● DATA ROWS:
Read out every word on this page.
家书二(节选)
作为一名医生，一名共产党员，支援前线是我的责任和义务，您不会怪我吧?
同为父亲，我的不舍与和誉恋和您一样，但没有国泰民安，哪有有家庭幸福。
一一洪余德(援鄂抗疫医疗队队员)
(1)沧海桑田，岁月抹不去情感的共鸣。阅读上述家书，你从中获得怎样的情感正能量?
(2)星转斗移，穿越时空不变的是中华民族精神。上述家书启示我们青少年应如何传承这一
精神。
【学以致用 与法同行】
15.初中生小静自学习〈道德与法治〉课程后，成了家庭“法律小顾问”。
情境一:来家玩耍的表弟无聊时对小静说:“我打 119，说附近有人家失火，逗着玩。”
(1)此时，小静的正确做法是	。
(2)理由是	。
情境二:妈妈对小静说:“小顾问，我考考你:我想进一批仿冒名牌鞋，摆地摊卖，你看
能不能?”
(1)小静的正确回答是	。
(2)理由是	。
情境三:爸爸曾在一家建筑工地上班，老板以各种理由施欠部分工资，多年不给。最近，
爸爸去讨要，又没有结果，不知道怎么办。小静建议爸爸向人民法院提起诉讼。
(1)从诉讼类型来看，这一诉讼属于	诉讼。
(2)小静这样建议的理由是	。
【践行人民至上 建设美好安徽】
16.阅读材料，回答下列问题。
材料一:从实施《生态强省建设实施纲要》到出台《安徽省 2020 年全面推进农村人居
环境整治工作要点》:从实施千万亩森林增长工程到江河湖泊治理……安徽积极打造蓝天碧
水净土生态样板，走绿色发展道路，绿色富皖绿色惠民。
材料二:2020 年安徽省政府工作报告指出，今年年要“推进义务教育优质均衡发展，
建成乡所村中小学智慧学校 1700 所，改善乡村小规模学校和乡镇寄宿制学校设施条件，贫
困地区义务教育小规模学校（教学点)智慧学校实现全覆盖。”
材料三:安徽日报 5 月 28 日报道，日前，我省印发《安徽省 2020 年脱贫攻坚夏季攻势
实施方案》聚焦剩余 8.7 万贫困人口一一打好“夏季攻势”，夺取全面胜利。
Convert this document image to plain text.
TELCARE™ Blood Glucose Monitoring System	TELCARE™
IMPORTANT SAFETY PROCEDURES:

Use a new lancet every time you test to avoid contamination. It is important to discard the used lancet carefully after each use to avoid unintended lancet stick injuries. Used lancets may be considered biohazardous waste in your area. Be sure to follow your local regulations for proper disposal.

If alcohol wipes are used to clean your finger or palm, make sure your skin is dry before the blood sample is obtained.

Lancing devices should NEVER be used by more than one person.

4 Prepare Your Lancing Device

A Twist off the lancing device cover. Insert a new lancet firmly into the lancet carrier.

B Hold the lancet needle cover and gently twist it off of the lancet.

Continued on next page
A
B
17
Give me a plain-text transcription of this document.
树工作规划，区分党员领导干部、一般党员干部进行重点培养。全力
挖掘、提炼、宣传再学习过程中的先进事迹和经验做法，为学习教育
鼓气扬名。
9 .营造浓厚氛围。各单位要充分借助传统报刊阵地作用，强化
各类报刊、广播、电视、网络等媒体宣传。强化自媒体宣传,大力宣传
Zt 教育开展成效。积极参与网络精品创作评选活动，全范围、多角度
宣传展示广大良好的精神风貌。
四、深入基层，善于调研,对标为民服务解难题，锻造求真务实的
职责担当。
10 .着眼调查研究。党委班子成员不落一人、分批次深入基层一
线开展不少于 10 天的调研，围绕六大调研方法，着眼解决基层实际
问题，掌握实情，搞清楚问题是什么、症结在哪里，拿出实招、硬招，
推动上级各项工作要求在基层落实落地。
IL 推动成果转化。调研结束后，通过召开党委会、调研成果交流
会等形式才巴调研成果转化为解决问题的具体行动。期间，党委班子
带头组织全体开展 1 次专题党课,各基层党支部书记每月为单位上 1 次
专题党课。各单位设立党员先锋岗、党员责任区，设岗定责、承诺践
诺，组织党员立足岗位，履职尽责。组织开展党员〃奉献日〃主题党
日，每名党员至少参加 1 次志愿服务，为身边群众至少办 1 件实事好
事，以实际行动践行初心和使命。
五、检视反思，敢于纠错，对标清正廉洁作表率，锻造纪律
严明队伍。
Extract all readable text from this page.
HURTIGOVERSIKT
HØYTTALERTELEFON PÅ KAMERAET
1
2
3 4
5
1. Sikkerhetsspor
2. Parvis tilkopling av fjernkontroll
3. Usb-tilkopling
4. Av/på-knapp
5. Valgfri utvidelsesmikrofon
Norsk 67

● INSTRUCTION:
Copy all the entries verbatim.

● REPLY:
Read out every word on this page.
家书二(节选)
作为一名医生，一名共产党员，支援前线是我的责任和义务，您不会怪我吧?
同为父亲，我的不舍与和誉恋和您一样，但没有国泰民安，哪有有家庭幸福。
一一洪余德(援鄂抗疫医疗队队员)
(1)沧海桑田，岁月抹不去情感的共鸣。阅读上述家书，你从中获得怎样的情感正能量?
(2)星转斗移，穿越时空不变的是中华民族精神。上述家书启示我们青少年应如何传承这一
精神。
【学以致用 与法同行】
15.初中生小静自学习〈道德与法治〉课程后，成了家庭“法律小顾问”。
情境一:来家玩耍的表弟无聊时对小静说:“我打 119，说附近有人家失火，逗着玩。”
(1)此时，小静的正确做法是	。
(2)理由是	。
情境二:妈妈对小静说:“小顾问，我考考你:我想进一批仿冒名牌鞋，摆地摊卖，你看
能不能?”
(1)小静的正确回答是	。
(2)理由是	。
情境三:爸爸曾在一家建筑工地上班，老板以各种理由施欠部分工资，多年不给。最近，
爸爸去讨要，又没有结果，不知道怎么办。小静建议爸爸向人民法院提起诉讼。
(1)从诉讼类型来看，这一诉讼属于	诉讼。
(2)小静这样建议的理由是	。
【践行人民至上 建设美好安徽】
16.阅读材料，回答下列问题。
材料一:从实施《生态强省建设实施纲要》到出台《安徽省 2020 年全面推进农村人居
环境整治工作要点》:从实施千万亩森林增长工程到江河湖泊治理……安徽积极打造蓝天碧
水净土生态样板，走绿色发展道路，绿色富皖绿色惠民。
材料二:2020 年安徽省政府工作报告指出，今年年要“推进义务教育优质均衡发展，
建成乡所村中小学智慧学校 1700 所，改善乡村小规模学校和乡镇寄宿制学校设施条件，贫
困地区义务教育小规模学校（教学点)智慧学校实现全覆盖。”
材料三:安徽日报 5 月 28 日报道，日前，我省印发《安徽省 2020 年脱贫攻坚夏季攻势
实施方案》聚焦剩余 8.7 万贫困人口一一打好“夏季攻势”，夺取全面胜利。
Convert this document image to plain text.
TELCARE™ Blood Glucose Monitoring System	TELCARE™
IMPORTANT SAFETY PROCEDURES:

Use a new lancet every time you test to avoid contamination. It is important to discard the used lancet carefully after each use to avoid unintended lancet stick injuries. Used lancets may be considered biohazardous waste in your area. Be sure to follow your local regulations for proper disposal.

If alcohol wipes are used to clean your finger or palm, make sure your skin is dry before the blood sample is obtained.

Lancing devices should NEVER be used by more than one person.

4 Prepare Your Lancing Device

A Twist off the lancing device cover. Insert a new lancet firmly into the lancet carrier.

B Hold the lancet needle cover and gently twist it off of the lancet.

Continued on next page
A
B
17
Give me a plain-text transcription of this document.
树工作规划，区分党员领导干部、一般党员干部进行重点培养。全力
挖掘、提炼、宣传再学习过程中的先进事迹和经验做法，为学习教育
鼓气扬名。
9 .营造浓厚氛围。各单位要充分借助传统报刊阵地作用，强化
各类报刊、广播、电视、网络等媒体宣传。强化自媒体宣传,大力宣传
Zt 教育开展成效。积极参与网络精品创作评选活动，全范围、多角度
宣传展示广大良好的精神风貌。
四、深入基层，善于调研,对标为民服务解难题，锻造求真务实的
职责担当。
10 .着眼调查研究。党委班子成员不落一人、分批次深入基层一
线开展不少于 10 天的调研，围绕六大调研方法，着眼解决基层实际
问题，掌握实情，搞清楚问题是什么、症结在哪里，拿出实招、硬招，
推动上级各项工作要求在基层落实落地。
IL 推动成果转化。调研结束后，通过召开党委会、调研成果交流
会等形式才巴调研成果转化为解决问题的具体行动。期间，党委班子
带头组织全体开展 1 次专题党课,各基层党支部书记每月为单位上 1 次
专题党课。各单位设立党员先锋岗、党员责任区，设岗定责、承诺践
诺，组织党员立足岗位，履职尽责。组织开展党员〃奉献日〃主题党
日，每名党员至少参加 1 次志愿服务，为身边群众至少办 1 件实事好
事，以实际行动践行初心和使命。
五、检视反思，敢于纠错，对标清正廉洁作表率，锻造纪律
严明队伍。
Extract all readable text from this page.
HURTIGOVERSIKT
HØYTTALERTELEFON PÅ KAMERAET
1
2
3 4
5
1. Sikkerhetsspor
2. Parvis tilkopling av fjernkontroll
3. Usb-tilkopling
4. Av/på-knapp
5. Valgfri utvidelsesmikrofon
Norsk 67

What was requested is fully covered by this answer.